STATED EXERCISE: Extract every record, keeping each one exactly as it is.

** START **

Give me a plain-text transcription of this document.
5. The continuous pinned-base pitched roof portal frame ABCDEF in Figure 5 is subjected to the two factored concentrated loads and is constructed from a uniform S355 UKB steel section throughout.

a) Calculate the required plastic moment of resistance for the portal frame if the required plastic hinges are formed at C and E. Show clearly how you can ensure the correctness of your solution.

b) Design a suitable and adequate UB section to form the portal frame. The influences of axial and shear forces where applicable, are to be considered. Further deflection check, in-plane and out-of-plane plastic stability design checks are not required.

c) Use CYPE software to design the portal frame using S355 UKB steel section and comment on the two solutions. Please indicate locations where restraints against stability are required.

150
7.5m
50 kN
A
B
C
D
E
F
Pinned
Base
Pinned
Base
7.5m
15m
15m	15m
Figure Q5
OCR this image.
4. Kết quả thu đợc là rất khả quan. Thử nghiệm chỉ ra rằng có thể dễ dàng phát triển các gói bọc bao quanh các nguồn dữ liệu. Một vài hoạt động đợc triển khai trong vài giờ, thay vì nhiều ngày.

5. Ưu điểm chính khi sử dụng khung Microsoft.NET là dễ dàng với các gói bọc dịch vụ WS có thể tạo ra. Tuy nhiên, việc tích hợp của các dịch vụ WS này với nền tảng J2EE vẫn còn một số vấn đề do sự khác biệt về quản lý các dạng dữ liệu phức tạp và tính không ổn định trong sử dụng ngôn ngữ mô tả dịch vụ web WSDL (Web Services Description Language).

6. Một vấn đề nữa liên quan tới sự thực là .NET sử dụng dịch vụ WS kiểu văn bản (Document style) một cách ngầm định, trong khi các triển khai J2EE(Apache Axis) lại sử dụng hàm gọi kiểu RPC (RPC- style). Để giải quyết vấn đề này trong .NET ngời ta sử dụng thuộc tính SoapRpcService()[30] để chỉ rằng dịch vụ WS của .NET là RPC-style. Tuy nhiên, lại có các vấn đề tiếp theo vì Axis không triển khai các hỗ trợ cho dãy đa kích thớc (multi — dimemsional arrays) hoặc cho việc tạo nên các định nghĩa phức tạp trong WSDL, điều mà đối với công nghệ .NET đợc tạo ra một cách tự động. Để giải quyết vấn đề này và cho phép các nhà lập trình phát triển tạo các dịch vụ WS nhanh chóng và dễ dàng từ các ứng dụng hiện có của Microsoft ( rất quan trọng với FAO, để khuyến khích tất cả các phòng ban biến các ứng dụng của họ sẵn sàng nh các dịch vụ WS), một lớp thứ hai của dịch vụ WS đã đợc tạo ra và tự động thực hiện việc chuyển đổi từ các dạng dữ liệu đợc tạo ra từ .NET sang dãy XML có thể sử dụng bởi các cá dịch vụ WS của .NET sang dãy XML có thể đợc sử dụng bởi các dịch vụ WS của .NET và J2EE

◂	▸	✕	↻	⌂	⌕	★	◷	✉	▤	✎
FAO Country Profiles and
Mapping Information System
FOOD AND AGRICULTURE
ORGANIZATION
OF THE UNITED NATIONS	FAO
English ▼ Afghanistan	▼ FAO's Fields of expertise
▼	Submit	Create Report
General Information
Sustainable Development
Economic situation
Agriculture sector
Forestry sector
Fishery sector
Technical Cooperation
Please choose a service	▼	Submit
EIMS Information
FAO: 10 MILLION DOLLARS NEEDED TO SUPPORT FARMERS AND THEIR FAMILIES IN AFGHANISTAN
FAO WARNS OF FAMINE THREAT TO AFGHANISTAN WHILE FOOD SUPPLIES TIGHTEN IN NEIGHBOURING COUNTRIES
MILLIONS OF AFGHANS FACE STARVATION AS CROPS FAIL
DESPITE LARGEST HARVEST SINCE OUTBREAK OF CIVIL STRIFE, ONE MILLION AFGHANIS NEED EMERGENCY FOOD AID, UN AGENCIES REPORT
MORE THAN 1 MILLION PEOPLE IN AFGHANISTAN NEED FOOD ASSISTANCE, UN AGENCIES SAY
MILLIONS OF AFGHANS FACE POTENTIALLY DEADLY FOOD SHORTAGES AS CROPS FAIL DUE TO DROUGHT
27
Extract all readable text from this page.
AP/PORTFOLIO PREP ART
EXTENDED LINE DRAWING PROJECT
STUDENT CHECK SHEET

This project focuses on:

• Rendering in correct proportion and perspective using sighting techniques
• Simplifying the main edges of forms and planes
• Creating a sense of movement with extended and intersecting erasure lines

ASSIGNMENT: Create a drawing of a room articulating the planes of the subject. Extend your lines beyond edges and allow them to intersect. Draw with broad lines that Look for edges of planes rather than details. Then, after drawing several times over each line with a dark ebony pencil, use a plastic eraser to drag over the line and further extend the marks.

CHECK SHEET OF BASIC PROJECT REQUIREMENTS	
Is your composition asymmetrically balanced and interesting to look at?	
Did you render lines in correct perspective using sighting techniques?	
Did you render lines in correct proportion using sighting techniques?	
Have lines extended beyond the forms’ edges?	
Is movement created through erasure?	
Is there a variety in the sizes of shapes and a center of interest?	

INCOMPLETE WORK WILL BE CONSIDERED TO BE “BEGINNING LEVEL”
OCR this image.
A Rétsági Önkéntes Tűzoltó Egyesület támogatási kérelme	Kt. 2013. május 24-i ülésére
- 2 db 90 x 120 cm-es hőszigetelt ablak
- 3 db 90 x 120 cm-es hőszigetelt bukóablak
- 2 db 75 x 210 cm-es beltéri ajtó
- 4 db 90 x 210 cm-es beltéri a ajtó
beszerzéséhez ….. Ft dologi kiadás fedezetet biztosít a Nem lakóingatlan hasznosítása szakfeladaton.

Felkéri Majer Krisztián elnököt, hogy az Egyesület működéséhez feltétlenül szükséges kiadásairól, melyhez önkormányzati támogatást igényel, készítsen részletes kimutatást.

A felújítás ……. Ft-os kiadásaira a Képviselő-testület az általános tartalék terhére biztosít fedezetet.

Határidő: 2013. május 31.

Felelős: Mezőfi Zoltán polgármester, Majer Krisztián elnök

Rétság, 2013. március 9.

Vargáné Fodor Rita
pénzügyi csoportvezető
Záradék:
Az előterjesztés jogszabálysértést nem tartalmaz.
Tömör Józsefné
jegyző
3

** END **

IN RESPONSE:
Give me a plain-text transcription of this document.
5. The continuous pinned-base pitched roof portal frame ABCDEF in Figure 5 is subjected to the two factored concentrated loads and is constructed from a uniform S355 UKB steel section throughout.

a) Calculate the required plastic moment of resistance for the portal frame if the required plastic hinges are formed at C and E. Show clearly how you can ensure the correctness of your solution.

b) Design a suitable and adequate UB section to form the portal frame. The influences of axial and shear forces where applicable, are to be considered. Further deflection check, in-plane and out-of-plane plastic stability design checks are not required.

c) Use CYPE software to design the portal frame using S355 UKB steel section and comment on the two solutions. Please indicate locations where restraints against stability are required.

150
7.5m
50 kN
A
B
C
D
E
F
Pinned
Base
Pinned
Base
7.5m
15m
15m	15m
Figure Q5
OCR this image.
4. Kết quả thu đợc là rất khả quan. Thử nghiệm chỉ ra rằng có thể dễ dàng phát triển các gói bọc bao quanh các nguồn dữ liệu. Một vài hoạt động đợc triển khai trong vài giờ, thay vì nhiều ngày.

5. Ưu điểm chính khi sử dụng khung Microsoft.NET là dễ dàng với các gói bọc dịch vụ WS có thể tạo ra. Tuy nhiên, việc tích hợp của các dịch vụ WS này với nền tảng J2EE vẫn còn một số vấn đề do sự khác biệt về quản lý các dạng dữ liệu phức tạp và tính không ổn định trong sử dụng ngôn ngữ mô tả dịch vụ web WSDL (Web Services Description Language).

6. Một vấn đề nữa liên quan tới sự thực là .NET sử dụng dịch vụ WS kiểu văn bản (Document style) một cách ngầm định, trong khi các triển khai J2EE(Apache Axis) lại sử dụng hàm gọi kiểu RPC (RPC- style). Để giải quyết vấn đề này trong .NET ngời ta sử dụng thuộc tính SoapRpcService()[30] để chỉ rằng dịch vụ WS của .NET là RPC-style. Tuy nhiên, lại có các vấn đề tiếp theo vì Axis không triển khai các hỗ trợ cho dãy đa kích thớc (multi — dimemsional arrays) hoặc cho việc tạo nên các định nghĩa phức tạp trong WSDL, điều mà đối với công nghệ .NET đợc tạo ra một cách tự động. Để giải quyết vấn đề này và cho phép các nhà lập trình phát triển tạo các dịch vụ WS nhanh chóng và dễ dàng từ các ứng dụng hiện có của Microsoft ( rất quan trọng với FAO, để khuyến khích tất cả các phòng ban biến các ứng dụng của họ sẵn sàng nh các dịch vụ WS), một lớp thứ hai của dịch vụ WS đã đợc tạo ra và tự động thực hiện việc chuyển đổi từ các dạng dữ liệu đợc tạo ra từ .NET sang dãy XML có thể sử dụng bởi các cá dịch vụ WS của .NET sang dãy XML có thể đợc sử dụng bởi các dịch vụ WS của .NET và J2EE

◂	▸	✕	↻	⌂	⌕	★	◷	✉	▤	✎
FAO Country Profiles and
Mapping Information System
FOOD AND AGRICULTURE
ORGANIZATION
OF THE UNITED NATIONS	FAO
English ▼ Afghanistan	▼ FAO's Fields of expertise
▼	Submit	Create Report
General Information
Sustainable Development
Economic situation
Agriculture sector
Forestry sector
Fishery sector
Technical Cooperation
Please choose a service	▼	Submit
EIMS Information
FAO: 10 MILLION DOLLARS NEEDED TO SUPPORT FARMERS AND THEIR FAMILIES IN AFGHANISTAN
FAO WARNS OF FAMINE THREAT TO AFGHANISTAN WHILE FOOD SUPPLIES TIGHTEN IN NEIGHBOURING COUNTRIES
MILLIONS OF AFGHANS FACE STARVATION AS CROPS FAIL
DESPITE LARGEST HARVEST SINCE OUTBREAK OF CIVIL STRIFE, ONE MILLION AFGHANIS NEED EMERGENCY FOOD AID, UN AGENCIES REPORT
MORE THAN 1 MILLION PEOPLE IN AFGHANISTAN NEED FOOD ASSISTANCE, UN AGENCIES SAY
MILLIONS OF AFGHANS FACE POTENTIALLY DEADLY FOOD SHORTAGES AS CROPS FAIL DUE TO DROUGHT
27
Extract all readable text from this page.
AP/PORTFOLIO PREP ART
EXTENDED LINE DRAWING PROJECT
STUDENT CHECK SHEET

This project focuses on:

• Rendering in correct proportion and perspective using sighting techniques
• Simplifying the main edges of forms and planes
• Creating a sense of movement with extended and intersecting erasure lines

ASSIGNMENT: Create a drawing of a room articulating the planes of the subject. Extend your lines beyond edges and allow them to intersect. Draw with broad lines that Look for edges of planes rather than details. Then, after drawing several times over each line with a dark ebony pencil, use a plastic eraser to drag over the line and further extend the marks.

CHECK SHEET OF BASIC PROJECT REQUIREMENTS	
Is your composition asymmetrically balanced and interesting to look at?	
Did you render lines in correct perspective using sighting techniques?	
Did you render lines in correct proportion using sighting techniques?	
Have lines extended beyond the forms’ edges?	
Is movement created through erasure?	
Is there a variety in the sizes of shapes and a center of interest?	

INCOMPLETE WORK WILL BE CONSIDERED TO BE “BEGINNING LEVEL”
OCR this image.
A Rétsági Önkéntes Tűzoltó Egyesület támogatási kérelme	Kt. 2013. május 24-i ülésére
- 2 db 90 x 120 cm-es hőszigetelt ablak
- 3 db 90 x 120 cm-es hőszigetelt bukóablak
- 2 db 75 x 210 cm-es beltéri ajtó
- 4 db 90 x 210 cm-es beltéri a ajtó
beszerzéséhez ….. Ft dologi kiadás fedezetet biztosít a Nem lakóingatlan hasznosítása szakfeladaton.

Felkéri Majer Krisztián elnököt, hogy az Egyesület működéséhez feltétlenül szükséges kiadásairól, melyhez önkormányzati támogatást igényel, készítsen részletes kimutatást.

A felújítás ……. Ft-os kiadásaira a Képviselő-testület az általános tartalék terhére biztosít fedezetet.

Határidő: 2013. május 31.

Felelős: Mezőfi Zoltán polgármester, Majer Krisztián elnök

Rétság, 2013. március 9.

Vargáné Fodor Rita
pénzügyi csoportvezető
Záradék:
Az előterjesztés jogszabálysértést nem tartalmaz.
Tömör Józsefné
jegyző
3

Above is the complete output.